- _Problem requirements_
Gather all lines in the entries that include the word "LAMP".

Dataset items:

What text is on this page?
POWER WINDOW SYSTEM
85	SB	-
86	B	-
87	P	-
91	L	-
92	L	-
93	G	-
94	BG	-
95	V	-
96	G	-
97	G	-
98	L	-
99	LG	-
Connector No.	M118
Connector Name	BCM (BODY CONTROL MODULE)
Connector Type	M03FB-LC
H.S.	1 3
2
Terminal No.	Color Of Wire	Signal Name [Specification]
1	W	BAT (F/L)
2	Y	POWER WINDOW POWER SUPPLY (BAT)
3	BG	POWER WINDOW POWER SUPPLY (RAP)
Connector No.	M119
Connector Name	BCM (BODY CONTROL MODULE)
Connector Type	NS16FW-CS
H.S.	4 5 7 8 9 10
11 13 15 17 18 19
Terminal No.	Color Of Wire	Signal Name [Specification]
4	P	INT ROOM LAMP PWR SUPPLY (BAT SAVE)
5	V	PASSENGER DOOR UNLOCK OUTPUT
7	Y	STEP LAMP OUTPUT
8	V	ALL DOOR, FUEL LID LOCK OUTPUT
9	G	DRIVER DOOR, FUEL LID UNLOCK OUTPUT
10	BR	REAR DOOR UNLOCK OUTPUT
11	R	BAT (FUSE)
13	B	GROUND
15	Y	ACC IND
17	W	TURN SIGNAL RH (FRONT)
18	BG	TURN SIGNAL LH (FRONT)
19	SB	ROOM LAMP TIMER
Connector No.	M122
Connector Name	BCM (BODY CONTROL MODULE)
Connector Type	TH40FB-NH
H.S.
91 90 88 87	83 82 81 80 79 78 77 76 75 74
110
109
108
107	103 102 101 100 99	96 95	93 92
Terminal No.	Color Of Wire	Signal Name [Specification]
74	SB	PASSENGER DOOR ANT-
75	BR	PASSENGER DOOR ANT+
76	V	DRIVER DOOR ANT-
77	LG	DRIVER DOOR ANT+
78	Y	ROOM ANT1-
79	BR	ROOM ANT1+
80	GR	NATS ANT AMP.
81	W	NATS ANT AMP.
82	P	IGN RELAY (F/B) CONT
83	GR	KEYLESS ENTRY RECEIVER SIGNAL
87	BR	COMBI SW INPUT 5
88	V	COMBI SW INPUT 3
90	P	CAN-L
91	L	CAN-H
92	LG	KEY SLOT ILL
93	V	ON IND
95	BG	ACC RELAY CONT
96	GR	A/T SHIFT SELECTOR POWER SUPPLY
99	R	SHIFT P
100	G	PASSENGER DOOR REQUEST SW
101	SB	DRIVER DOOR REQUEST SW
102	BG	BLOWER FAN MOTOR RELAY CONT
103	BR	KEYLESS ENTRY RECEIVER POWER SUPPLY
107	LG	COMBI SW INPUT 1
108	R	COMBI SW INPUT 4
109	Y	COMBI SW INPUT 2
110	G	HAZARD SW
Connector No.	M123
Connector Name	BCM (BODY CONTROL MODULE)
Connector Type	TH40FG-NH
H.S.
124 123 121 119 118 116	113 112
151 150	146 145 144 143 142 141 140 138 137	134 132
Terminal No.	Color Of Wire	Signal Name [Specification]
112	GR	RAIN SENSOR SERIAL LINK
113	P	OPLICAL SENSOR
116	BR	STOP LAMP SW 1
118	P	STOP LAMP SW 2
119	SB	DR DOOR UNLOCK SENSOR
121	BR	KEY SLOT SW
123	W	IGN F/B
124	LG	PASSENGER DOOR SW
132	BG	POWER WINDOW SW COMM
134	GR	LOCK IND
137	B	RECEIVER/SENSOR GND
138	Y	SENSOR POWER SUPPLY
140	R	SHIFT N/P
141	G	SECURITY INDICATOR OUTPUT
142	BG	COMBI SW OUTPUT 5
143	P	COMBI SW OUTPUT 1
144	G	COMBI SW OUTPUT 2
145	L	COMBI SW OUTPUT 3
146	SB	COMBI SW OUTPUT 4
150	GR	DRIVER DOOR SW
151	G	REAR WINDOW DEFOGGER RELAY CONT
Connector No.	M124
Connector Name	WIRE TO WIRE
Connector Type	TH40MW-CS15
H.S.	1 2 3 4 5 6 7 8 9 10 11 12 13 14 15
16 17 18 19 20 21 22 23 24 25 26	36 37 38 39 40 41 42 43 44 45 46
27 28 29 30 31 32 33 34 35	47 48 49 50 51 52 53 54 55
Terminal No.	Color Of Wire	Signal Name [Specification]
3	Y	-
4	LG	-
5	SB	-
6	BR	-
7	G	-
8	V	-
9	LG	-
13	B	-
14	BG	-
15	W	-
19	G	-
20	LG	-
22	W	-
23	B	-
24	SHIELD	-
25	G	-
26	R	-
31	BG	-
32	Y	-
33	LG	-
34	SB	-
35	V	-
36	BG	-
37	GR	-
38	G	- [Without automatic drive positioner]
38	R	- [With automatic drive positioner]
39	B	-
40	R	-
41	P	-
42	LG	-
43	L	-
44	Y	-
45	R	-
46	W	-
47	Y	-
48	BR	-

- _Solution for this problem_
4	P	INT ROOM LAMP PWR SUPPLY (BAT SAVE)
7	Y	STEP LAMP OUTPUT
19	SB	ROOM LAMP TIMER
116	BR	STOP LAMP SW 1
118	P	STOP LAMP SW 2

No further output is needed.